> What is required
Check every line of the entries below for the word "page", and copy the ones that have it.

> Records for the exercise
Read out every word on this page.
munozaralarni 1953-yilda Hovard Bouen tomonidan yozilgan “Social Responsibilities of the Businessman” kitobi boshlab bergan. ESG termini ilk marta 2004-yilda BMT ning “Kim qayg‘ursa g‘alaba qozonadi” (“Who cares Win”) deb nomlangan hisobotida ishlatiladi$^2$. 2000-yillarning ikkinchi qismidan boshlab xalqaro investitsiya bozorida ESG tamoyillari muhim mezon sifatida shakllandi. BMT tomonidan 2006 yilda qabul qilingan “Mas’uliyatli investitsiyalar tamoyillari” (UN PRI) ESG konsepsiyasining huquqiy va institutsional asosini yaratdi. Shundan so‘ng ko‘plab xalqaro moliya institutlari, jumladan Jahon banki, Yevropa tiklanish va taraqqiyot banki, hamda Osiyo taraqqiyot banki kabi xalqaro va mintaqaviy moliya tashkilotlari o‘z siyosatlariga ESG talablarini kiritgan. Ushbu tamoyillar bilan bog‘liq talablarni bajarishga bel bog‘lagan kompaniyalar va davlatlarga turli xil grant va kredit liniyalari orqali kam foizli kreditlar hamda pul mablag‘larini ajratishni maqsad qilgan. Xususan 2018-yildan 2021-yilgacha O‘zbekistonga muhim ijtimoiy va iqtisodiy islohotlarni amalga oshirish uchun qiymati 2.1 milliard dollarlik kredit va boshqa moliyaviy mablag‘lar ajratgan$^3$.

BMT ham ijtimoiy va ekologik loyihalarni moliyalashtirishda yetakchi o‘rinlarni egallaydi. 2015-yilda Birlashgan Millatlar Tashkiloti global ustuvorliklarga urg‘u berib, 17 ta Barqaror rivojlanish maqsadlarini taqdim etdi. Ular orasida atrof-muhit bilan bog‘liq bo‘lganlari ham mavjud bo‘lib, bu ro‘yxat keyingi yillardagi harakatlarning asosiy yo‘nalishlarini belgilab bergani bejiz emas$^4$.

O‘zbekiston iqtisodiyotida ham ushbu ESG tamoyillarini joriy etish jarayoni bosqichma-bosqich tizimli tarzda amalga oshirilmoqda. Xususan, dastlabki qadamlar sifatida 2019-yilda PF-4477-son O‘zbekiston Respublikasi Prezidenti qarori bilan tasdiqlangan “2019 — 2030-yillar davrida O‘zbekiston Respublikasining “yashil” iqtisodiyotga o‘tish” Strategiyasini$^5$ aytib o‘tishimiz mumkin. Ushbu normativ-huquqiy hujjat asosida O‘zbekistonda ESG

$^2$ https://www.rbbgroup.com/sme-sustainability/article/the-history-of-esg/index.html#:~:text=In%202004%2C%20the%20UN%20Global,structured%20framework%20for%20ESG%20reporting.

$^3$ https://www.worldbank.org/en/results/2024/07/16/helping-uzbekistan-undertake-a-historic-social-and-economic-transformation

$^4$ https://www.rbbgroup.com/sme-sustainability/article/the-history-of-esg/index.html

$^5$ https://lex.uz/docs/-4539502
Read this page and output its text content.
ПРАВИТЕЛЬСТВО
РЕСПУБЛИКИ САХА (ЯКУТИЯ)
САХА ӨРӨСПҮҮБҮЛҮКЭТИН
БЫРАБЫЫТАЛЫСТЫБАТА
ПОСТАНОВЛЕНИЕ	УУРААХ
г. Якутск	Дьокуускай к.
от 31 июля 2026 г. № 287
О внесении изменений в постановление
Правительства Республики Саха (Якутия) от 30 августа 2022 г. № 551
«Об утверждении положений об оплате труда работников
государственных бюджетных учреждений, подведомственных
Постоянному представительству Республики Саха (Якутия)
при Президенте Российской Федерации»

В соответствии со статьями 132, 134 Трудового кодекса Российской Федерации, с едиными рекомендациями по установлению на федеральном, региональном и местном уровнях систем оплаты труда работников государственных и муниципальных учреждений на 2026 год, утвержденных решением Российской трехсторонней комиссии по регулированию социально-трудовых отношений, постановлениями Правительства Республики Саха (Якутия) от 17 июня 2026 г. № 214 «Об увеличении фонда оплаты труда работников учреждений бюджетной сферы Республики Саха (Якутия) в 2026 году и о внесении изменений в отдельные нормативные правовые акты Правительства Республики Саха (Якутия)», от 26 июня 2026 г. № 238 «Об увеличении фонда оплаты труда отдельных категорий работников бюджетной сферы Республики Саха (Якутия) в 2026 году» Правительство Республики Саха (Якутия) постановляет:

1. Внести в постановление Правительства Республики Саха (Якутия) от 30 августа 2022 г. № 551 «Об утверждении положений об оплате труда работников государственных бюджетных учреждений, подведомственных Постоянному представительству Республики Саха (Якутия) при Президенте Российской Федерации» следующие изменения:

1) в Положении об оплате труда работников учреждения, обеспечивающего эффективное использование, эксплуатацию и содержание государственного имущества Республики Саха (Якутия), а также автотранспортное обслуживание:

> Result
Read out every word on this page.
Read this page and output its text content.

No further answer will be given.